Exercise goal:
In the lines running from the one that contains "- section-heading: 科研组织：从作坊模式到平台模式: [145, 888, 394, 908]" through the one that contains "- header-banner: [0, 80, 950, 124]", inclusive, rename "banner-label" to "banner-caption" and change nothing else. Reproduce only those lines.

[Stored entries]
::::
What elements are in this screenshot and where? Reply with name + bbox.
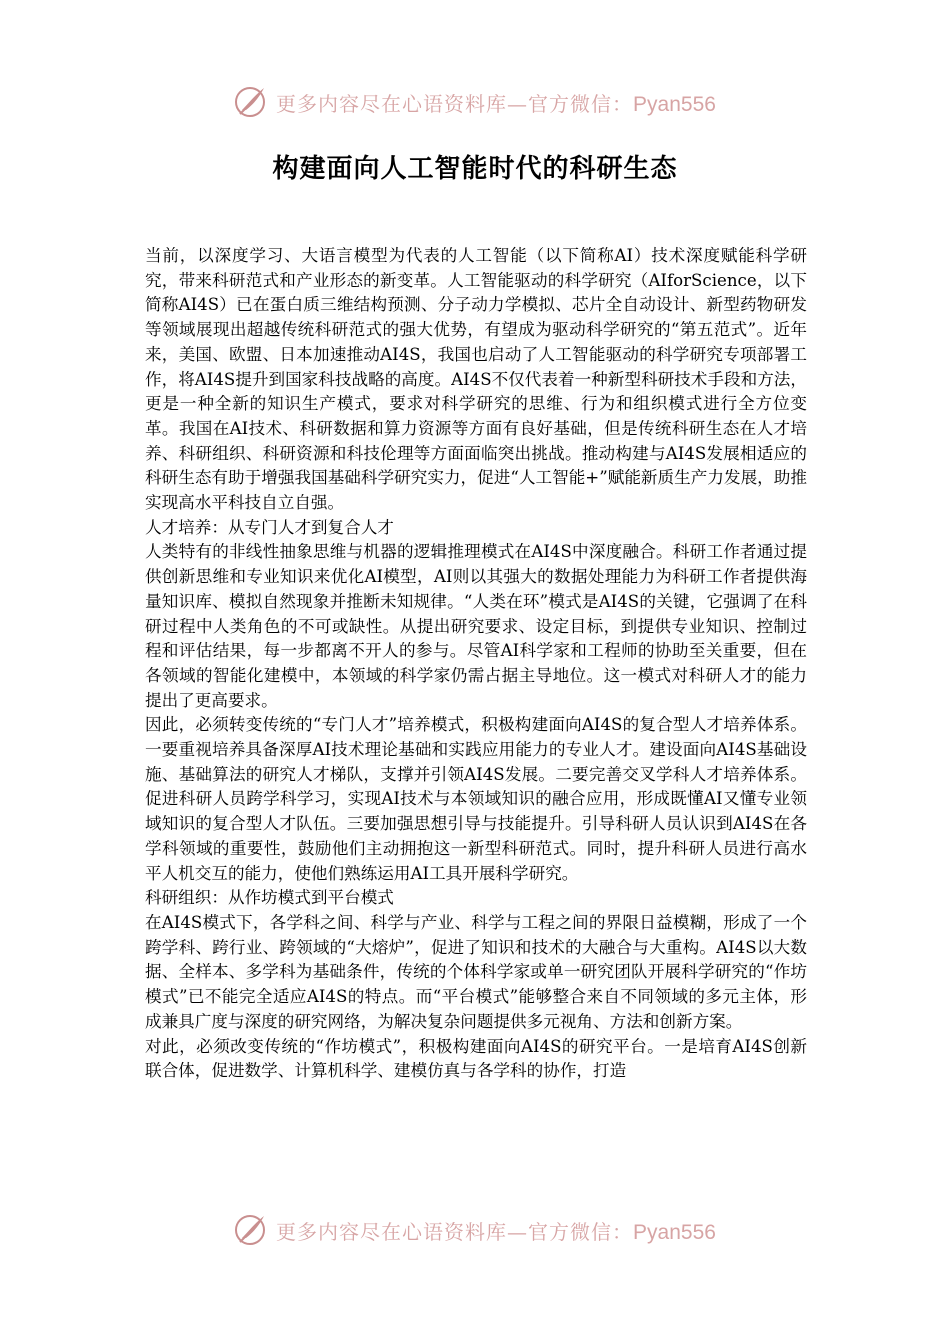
- section-heading: 科研组织：从作坊模式到平台模式: [145, 888, 394, 908]
- banner-wechat-id: Pyan556: [633, 1220, 716, 1244]
- feather-pen-logo-icon: [234, 1212, 270, 1248]
- banner-label: 更多内容尽在心语资料库—官方微信：: [276, 1219, 634, 1244]
- paragraph: 当前，以深度学习、大语言模型为代表的人工智能（以下简称AI）技术深度赋能科学研究，带来科研范式和产业形态的新变革。人工智能驱动的科学研究（AIforScience，以下简称AI4S）已在蛋白质三维结构预测、分子动力学模拟、芯片全自动设计、新型药物研发等领域展现出超越传统科研范式的强大优势，有望成为驱动科学研究的“第五范式”。近年来，美国、欧盟、日本加速推动AI4S，我国也启动了人工智能驱动的科学研究专项部署工作，将AI4S提升到国家科技战略的高度。AI4S不仅代表着一种新型科研技术手段和方法，更是一种全新的知识生产模式，要求对科学研究的思维、行为和组织模式进行全方位变革。我国在AI技术、科研数据和算力资源等方面有良好基础，但是传统科研生态在人才培养、科研组织、科研资源和科技伦理等方面面临突出挑战。推动构建与AI4S发展相适应的科研生态有助于增强我国基础科学研究实力，促进“人工智能+”赋能新质生产力发展，助推实现高水平科技自立自强。: [145, 246, 807, 513]
- header-banner: [0, 80, 950, 124]
- paragraph: 因此，必须转变传统的“专门人才”培养模式，积极构建面向AI4S的复合型人才培养体系。一要重视培养具备深厚AI技术理论基础和实践应用能力的专业人才。建设面向AI4S基础设施、基础算法的研究人才梯队，支撑并引领AI4S发展。二要完善交叉学科人才培养体系。促进科研人员跨学科学习，实现AI技术与本领域知识的融合应用，形成既懂AI又懂专业领域知识的复合型人才队伍。三要加强思想引导与技能提升。引导科研人员认识到AI4S在各学科领域的重要性，鼓励他们主动拥抱这一新型科研范式。同时，提升科研人员进行高水平人机交互的能力，使他们熟练运用AI工具开展科学研究。: [145, 715, 807, 883]
- banner-text: [276, 88, 716, 117]
- document-title: 构建面向人工智能时代的科研生态: [272, 154, 678, 184]
- paragraph: 对此，必须改变传统的“作坊模式”，积极构建面向AI4S的研究平台。一是培育AI4S创新联合体，促进数学、计算机科学、建模仿真与各学科的协作，打造: [145, 1036, 807, 1081]
- banner-label: 更多内容尽在心语资料库—官方微信：: [276, 91, 634, 116]
- banner-wechat-id: Pyan556: [633, 92, 716, 116]
- document-body: [145, 244, 807, 1084]
- section-heading: 人才培养：从专门人才到复合人才: [145, 517, 394, 537]
- footer-banner: [0, 1208, 950, 1252]
- banner-text: [276, 1216, 716, 1245]
- paragraph: 人类特有的非线性抽象思维与机器的逻辑推理模式在AI4S中深度融合。科研工作者通过提供创新思维和专业知识来优化AI模型，AI则以其强大的数据处理能力为科研工作者提供海量知识库、模拟自然现象并推断未知规律。“人类在环”模式是AI4S的关键，它强调了在科研过程中人类角色的不可或缺性。从提出研究要求、设定目标，到提供专业知识、控制过程和评估结果，每一步都离不开人的参与。尽管AI科学家和工程师的协助至关重要，但在各领域的智能化建模中，本领域的科学家仍需占据主导地位。这一模式对科研人才的能力提出了更高要求。: [145, 542, 807, 710]
- paragraph: 在AI4S模式下，各学科之间、科学与产业、科学与工程之间的界限日益模糊，形成了一个跨学科、跨行业、跨领域的“大熔炉”，促进了知识和技术的大融合与大重构。AI4S以大数据、全样本、多学科为基础条件，传统的个体科学家或单一研究团队开展科学研究的“作坊模式”已不能完全适应AI4S的特点。而“平台模式”能够整合来自不同领域的多元主体，形成兼具广度与深度的研究网络，为解决复杂问题提供多元视角、方法和创新方案。: [145, 912, 807, 1031]
- feather-pen-logo-icon: [234, 84, 270, 120]
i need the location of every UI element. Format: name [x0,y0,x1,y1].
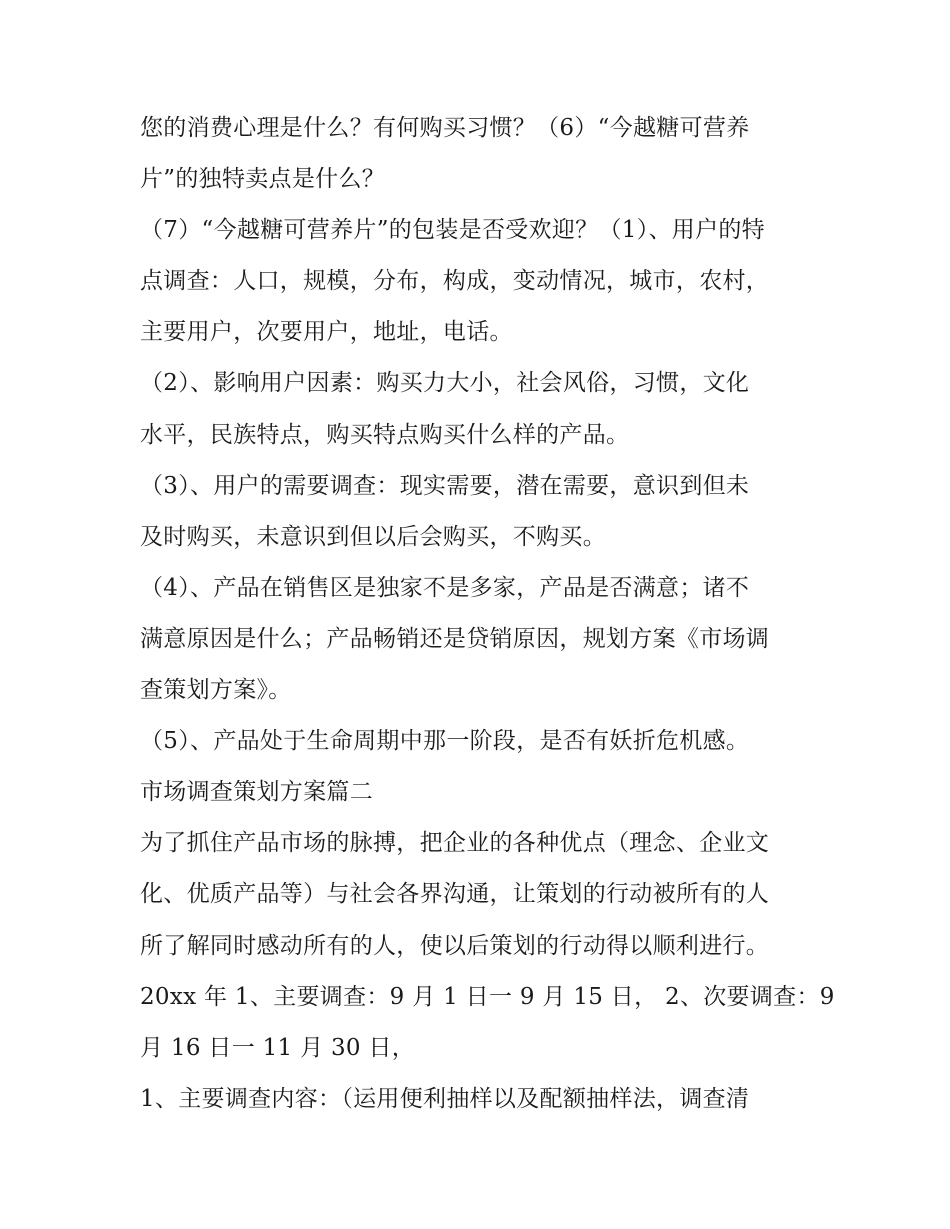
text-line: （4）、产品在销售区是独家不是多家，产品是否满意；诸不 [140,574,750,601]
text-line: 查策划方案》。 [140,677,292,704]
text-line: 为了抓住产品市场的脉搏，把企业的各种优点（理念、企业文 [140,830,770,857]
text-line: 化、优质产品等）与社会各界沟通，让策划的行动被所有的人 [140,881,770,908]
text-line: （5）、产品处于生命周期中那一阶段，是否有妖折危机感。 [140,728,750,755]
text-line: 月 16 日一 11 月 30 日， [140,1034,416,1061]
text-line: （2）、影响用户因素：购买力大小，社会风俗，习惯，文化 [140,370,750,397]
text-line: 点调查：人口，规模，分布，构成，变动情况，城市，农村， [140,268,770,295]
text-line: 满意原因是什么；产品畅销还是贷销原因，规划方案《市场调 [140,625,770,652]
text-line: （3）、用户的需要调查：现实需要，潜在需要，意识到但未 [140,472,750,499]
text-line: 1、主要调查内容：（运用便利抽样以及配额抽样法，调查清 [140,1085,750,1112]
text-line: （7）“今越糖可营养片”的包装是否受欢迎？（1）、用户的特 [140,217,765,244]
section-heading: 市场调查策划方案篇二 [140,779,373,806]
text-line: 片”的独特卖点是什么？ [140,166,386,193]
text-line: 您的消费心理是什么？有何购买习惯？（6）“今越糖可营养 [140,115,750,141]
text-line: 水平，民族特点，购买特点购买什么样的产品。 [140,421,630,448]
document-body [140,103,835,1125]
text-line: 20xx 年 1、主要调查：9 月 1 日一 9 月 15 日， 2、次要调查：9 [140,983,835,1010]
text-line: 所了解同时感动所有的人，使以后策划的行动得以顺利进行。 [140,932,770,959]
text-line: 主要用户，次要用户，地址，电话。 [140,319,513,346]
text-line: 及时购买，未意识到但以后会购买，不购买。 [140,523,606,550]
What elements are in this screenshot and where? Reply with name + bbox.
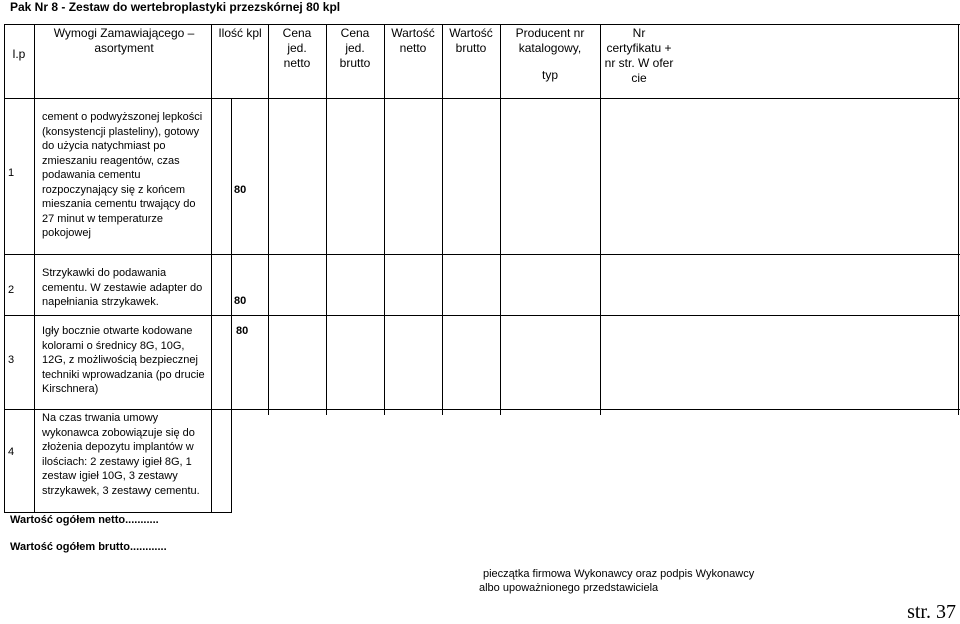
total-gross: Wartość ogółem brutto............	[10, 541, 167, 553]
header-qty: Ilość kpl	[218, 26, 262, 40]
row-2-quantity: 80	[234, 295, 247, 307]
table-line	[4, 98, 960, 99]
header-name: Wymogi Zamawiającego – asortyment	[53, 26, 195, 55]
table-line	[600, 24, 601, 415]
row-3-description: Igły bocznie otwarte kodowane kolorami o średnicy 8G, 10G, 12G, z możliwością bezpiecznej techniki wprowadzania (po drucie Kirschnera)	[42, 325, 205, 395]
table-line	[500, 24, 501, 415]
row-4-lp: 4	[8, 446, 15, 458]
table-line	[4, 512, 232, 513]
table-line	[4, 254, 960, 255]
row-4-description: Na czas trwania umowy wykonawca zobowiązuje się do złożenia depozytu implantów w ilościach: 2 zestawy igieł 8G, 1 zestaw igieł 10G, 3 zestawy strzykawek, 3 zestawy cementu.	[42, 412, 200, 497]
header-value-net: Wartość netto	[391, 26, 435, 55]
row-3-quantity: 80	[236, 325, 249, 337]
page-number: str. 37	[907, 601, 956, 623]
table-line	[384, 24, 385, 415]
header-unit-price-gross: Cena jed. brutto	[339, 26, 371, 70]
header-certificate: Nr certyfikatu + nr str. W ofer cie	[604, 26, 674, 85]
table-line	[34, 24, 35, 512]
table-line	[4, 24, 5, 512]
total-net: Wartość ogółem netto...........	[10, 514, 159, 526]
table-line	[4, 409, 960, 410]
row-2-lp: 2	[8, 284, 15, 296]
table-line	[211, 24, 212, 512]
stamp-line-1: pieczątka firmowa Wykonawcy oraz podpis Wykonawcy	[483, 568, 755, 580]
row-3-lp: 3	[8, 354, 15, 366]
header-lp: l.p	[12, 47, 26, 61]
row-2-description: Strzykawki do podawania cementu. W zestawie adapter do napełniania strzykawek.	[42, 267, 203, 308]
table-line	[4, 24, 960, 25]
table-line	[442, 24, 443, 415]
table-line	[326, 24, 327, 415]
header-value-gross: Wartość brutto	[449, 26, 493, 55]
header-producer-type: typ	[541, 68, 558, 82]
header-producer: Producent nr katalogowy,	[515, 26, 585, 55]
stamp-line-2: albo upoważnionego przedstawiciela	[479, 582, 659, 594]
row-1-description: cement o podwyższonej lepkości (konsystencji plasteliny), gotowy do użycia natychmiast po zmieszaniu reagentów, czas podawania cementu rozpoczynający się z końcem mieszania cementu trwający do 27 minut w temperaturze pokojowej	[42, 111, 203, 239]
row-1-lp: 1	[8, 167, 15, 179]
table-line	[4, 315, 960, 316]
table-line	[231, 98, 232, 512]
document-title: Pak Nr 8 - Zestaw do wertebroplastyki przezskórnej 80 kpl	[10, 0, 341, 14]
table-line	[958, 24, 959, 415]
row-1-quantity: 80	[234, 184, 247, 196]
table-line	[268, 24, 269, 415]
header-unit-price-net: Cena jed. netto	[282, 26, 312, 70]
::::
Problem solution:
- section-heading: 科研组织：从作坊模式到平台模式: [145, 888, 394, 908]
- banner-wechat-id: Pyan556: [633, 1220, 716, 1244]
- feather-pen-logo-icon: [234, 1212, 270, 1248]
- banner-caption: 更多内容尽在心语资料库—官方微信：: [276, 1219, 634, 1244]
- paragraph: 当前，以深度学习、大语言模型为代表的人工智能（以下简称AI）技术深度赋能科学研究，带来科研范式和产业形态的新变革。人工智能驱动的科学研究（AIforScience，以下简称AI4S）已在蛋白质三维结构预测、分子动力学模拟、芯片全自动设计、新型药物研发等领域展现出超越传统科研范式的强大优势，有望成为驱动科学研究的“第五范式”。近年来，美国、欧盟、日本加速推动AI4S，我国也启动了人工智能驱动的科学研究专项部署工作，将AI4S提升到国家科技战略的高度。AI4S不仅代表着一种新型科研技术手段和方法，更是一种全新的知识生产模式，要求对科学研究的思维、行为和组织模式进行全方位变革。我国在AI技术、科研数据和算力资源等方面有良好基础，但是传统科研生态在人才培养、科研组织、科研资源和科技伦理等方面面临突出挑战。推动构建与AI4S发展相适应的科研生态有助于增强我国基础科学研究实力，促进“人工智能+”赋能新质生产力发展，助推实现高水平科技自立自强。: [145, 246, 807, 513]
- header-banner: [0, 80, 950, 124]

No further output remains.